Write out each line in which the string "样品编号" is present.
BEGIN MATERIAL SHOWN
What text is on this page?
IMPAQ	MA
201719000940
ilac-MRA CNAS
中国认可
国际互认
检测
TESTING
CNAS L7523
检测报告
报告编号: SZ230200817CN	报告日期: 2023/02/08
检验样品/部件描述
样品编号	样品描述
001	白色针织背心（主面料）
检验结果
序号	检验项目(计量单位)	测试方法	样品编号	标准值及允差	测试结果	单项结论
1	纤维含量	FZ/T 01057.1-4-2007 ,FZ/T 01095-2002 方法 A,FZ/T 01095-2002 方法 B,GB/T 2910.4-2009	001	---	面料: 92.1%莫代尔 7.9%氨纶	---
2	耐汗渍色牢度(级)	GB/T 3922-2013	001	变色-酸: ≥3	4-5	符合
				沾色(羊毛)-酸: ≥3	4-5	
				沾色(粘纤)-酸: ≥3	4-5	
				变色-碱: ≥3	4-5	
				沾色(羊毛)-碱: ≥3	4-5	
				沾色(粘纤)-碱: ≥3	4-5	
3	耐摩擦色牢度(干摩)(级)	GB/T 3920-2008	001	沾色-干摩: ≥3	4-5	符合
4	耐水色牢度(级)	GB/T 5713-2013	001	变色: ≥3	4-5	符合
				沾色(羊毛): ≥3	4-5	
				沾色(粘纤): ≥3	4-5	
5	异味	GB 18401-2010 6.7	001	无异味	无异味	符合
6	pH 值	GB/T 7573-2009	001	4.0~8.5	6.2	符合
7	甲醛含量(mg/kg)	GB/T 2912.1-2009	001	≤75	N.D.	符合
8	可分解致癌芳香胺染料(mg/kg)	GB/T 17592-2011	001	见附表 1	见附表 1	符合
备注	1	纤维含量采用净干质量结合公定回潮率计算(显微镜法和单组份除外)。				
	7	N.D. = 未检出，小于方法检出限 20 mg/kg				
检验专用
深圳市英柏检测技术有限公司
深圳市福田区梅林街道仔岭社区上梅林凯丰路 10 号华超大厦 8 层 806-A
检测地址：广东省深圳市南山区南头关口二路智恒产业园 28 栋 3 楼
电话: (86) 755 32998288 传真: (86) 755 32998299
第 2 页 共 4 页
END MATERIAL SHOWN
** REPLY **
样品编号	样品描述
序号	检验项目(计量单位)	测试方法	样品编号	标准值及允差	测试结果	单项结论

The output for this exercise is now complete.